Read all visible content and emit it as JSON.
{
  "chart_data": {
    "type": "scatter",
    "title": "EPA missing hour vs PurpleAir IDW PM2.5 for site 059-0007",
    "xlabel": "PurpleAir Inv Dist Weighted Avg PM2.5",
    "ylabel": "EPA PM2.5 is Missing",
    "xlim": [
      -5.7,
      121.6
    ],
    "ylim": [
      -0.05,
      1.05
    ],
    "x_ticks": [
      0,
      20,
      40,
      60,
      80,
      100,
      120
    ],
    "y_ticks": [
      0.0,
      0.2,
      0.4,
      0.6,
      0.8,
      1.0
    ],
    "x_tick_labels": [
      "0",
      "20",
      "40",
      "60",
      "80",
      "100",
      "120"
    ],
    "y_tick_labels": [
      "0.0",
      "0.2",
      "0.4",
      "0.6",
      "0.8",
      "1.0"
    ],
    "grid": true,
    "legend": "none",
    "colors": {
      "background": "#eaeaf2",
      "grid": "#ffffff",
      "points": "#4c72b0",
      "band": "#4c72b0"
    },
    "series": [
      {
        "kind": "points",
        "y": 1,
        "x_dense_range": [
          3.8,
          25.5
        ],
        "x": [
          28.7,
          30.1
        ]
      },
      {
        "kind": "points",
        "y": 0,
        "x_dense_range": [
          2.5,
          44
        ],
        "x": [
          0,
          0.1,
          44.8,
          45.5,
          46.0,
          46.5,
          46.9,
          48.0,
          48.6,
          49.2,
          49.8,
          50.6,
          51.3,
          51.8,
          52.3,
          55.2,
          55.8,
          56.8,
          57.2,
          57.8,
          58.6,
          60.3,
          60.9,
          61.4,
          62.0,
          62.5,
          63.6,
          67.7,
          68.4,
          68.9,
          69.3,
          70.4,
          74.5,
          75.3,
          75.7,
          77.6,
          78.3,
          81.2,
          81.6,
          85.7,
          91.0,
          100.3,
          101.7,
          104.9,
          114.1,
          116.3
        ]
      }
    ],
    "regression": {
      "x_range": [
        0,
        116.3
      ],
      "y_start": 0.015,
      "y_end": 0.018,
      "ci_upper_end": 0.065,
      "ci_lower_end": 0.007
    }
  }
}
•••••
Required task: Your task is to transcribe the material exactly.

The reply:
Read all visible content and emit it as JSON.
{
  "chart_data": {
    "type": "scatter",
    "title": "EPA missing hour vs PurpleAir IDW PM2.5 for site 059-0007",
    "xlabel": "PurpleAir Inv Dist Weighted Avg PM2.5",
    "ylabel": "EPA PM2.5 is Missing",
    "xlim": [
      -5.7,
      121.6
    ],
    "ylim": [
      -0.05,
      1.05
    ],
    "x_ticks": [
      0,
      20,
      40,
      60,
      80,
      100,
      120
    ],
    "y_ticks": [
      0.0,
      0.2,
      0.4,
      0.6,
      0.8,
      1.0
    ],
    "x_tick_labels": [
      "0",
      "20",
      "40",
      "60",
      "80",
      "100",
      "120"
    ],
    "y_tick_labels": [
      "0.0",
      "0.2",
      "0.4",
      "0.6",
      "0.8",
      "1.0"
    ],
    "grid": true,
    "legend": "none",
    "colors": {
      "background": "#eaeaf2",
      "grid": "#ffffff",
      "points": "#4c72b0",
      "band": "#4c72b0"
    },
    "series": [
      {
        "kind": "points",
        "y": 1,
        "x_dense_range": [
          3.8,
          25.5
        ],
        "x": [
          28.7,
          30.1
        ]
      },
      {
        "kind": "points",
        "y": 0,
        "x_dense_range": [
          2.5,
          44
        ],
        "x": [
          0,
          0.1,
          44.8,
          45.5,
          46.0,
          46.5,
          46.9,
          48.0,
          48.6,
          49.2,
          49.8,
          50.6,
          51.3,
          51.8,
          52.3,
          55.2,
          55.8,
          56.8,
          57.2,
          57.8,
          58.6,
          60.3,
          60.9,
          61.4,
          62.0,
          62.5,
          63.6,
          67.7,
          68.4,
          68.9,
          69.3,
          70.4,
          74.5,
          75.3,
          75.7,
          77.6,
          78.3,
          81.2,
          81.6,
          85.7,
          91.0,
          100.3,
          101.7,
          104.9,
          114.1,
          116.3
        ]
      }
    ],
    "regression": {
      "x_range": [
        0,
        116.3
      ],
      "y_start": 0.015,
      "y_end": 0.018,
      "ci_upper_end": 0.065,
      "ci_lower_end": 0.007
    }
  }
}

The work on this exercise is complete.